• PROBLEM DESCRIPTION
Begin with the line that contains "Transcribe this image's" and transcribe each line after it, up to and including the last line of the listing below.

[Start of DATASET RECORDS]

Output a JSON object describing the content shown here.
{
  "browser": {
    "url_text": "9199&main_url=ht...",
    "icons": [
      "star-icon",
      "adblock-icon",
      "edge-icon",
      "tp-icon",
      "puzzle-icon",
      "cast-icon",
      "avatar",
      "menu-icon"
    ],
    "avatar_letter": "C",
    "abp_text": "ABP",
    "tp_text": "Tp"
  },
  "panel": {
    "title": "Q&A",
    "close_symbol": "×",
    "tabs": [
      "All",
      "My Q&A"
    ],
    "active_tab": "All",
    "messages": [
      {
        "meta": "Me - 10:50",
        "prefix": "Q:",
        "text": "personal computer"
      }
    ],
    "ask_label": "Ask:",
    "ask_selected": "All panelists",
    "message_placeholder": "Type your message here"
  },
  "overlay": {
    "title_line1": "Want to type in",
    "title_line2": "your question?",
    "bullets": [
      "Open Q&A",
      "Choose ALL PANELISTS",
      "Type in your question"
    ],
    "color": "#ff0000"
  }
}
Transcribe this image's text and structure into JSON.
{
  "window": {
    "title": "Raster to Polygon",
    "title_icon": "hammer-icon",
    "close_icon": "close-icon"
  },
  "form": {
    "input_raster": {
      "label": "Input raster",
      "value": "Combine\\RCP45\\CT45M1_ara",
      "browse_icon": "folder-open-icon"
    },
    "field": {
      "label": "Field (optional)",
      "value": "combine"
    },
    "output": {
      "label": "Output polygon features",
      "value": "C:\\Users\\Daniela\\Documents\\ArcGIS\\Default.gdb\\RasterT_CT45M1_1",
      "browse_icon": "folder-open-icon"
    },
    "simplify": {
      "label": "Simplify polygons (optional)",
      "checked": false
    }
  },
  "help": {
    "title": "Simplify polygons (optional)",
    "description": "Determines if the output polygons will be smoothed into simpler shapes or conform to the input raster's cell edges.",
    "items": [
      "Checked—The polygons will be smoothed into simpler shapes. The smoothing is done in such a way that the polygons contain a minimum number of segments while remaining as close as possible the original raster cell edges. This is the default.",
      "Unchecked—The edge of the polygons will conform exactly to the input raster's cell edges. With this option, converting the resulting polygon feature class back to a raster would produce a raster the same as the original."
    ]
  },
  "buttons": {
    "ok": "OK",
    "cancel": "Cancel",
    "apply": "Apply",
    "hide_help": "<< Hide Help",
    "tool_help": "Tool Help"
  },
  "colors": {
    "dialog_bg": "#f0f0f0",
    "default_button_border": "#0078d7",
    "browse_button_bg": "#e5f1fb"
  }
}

[End of DATASET RECORDS]

• OUTPUT FOR THIS TASK
Transcribe this image's text and structure into JSON.
{
  "window": {
    "title": "Raster to Polygon",
    "title_icon": "hammer-icon",
    "close_icon": "close-icon"
  },
  "form": {
    "input_raster": {
      "label": "Input raster",
      "value": "Combine\\RCP45\\CT45M1_ara",
      "browse_icon": "folder-open-icon"
    },
    "field": {
      "label": "Field (optional)",
      "value": "combine"
    },
    "output": {
      "label": "Output polygon features",
      "value": "C:\\Users\\Daniela\\Documents\\ArcGIS\\Default.gdb\\RasterT_CT45M1_1",
      "browse_icon": "folder-open-icon"
    },
    "simplify": {
      "label": "Simplify polygons (optional)",
      "checked": false
    }
  },
  "help": {
    "title": "Simplify polygons (optional)",
    "description": "Determines if the output polygons will be smoothed into simpler shapes or conform to the input raster's cell edges.",
    "items": [
      "Checked—The polygons will be smoothed into simpler shapes. The smoothing is done in such a way that the polygons contain a minimum number of segments while remaining as close as possible the original raster cell edges. This is the default.",
      "Unchecked—The edge of the polygons will conform exactly to the input raster's cell edges. With this option, converting the resulting polygon feature class back to a raster would produce a raster the same as the original."
    ]
  },
  "buttons": {
    "ok": "OK",
    "cancel": "Cancel",
    "apply": "Apply",
    "hide_help": "<< Hide Help",
    "tool_help": "Tool Help"
  },
  "colors": {
    "dialog_bg": "#f0f0f0",
    "default_button_border": "#0078d7",
    "browse_button_bg": "#e5f1fb"
  }
}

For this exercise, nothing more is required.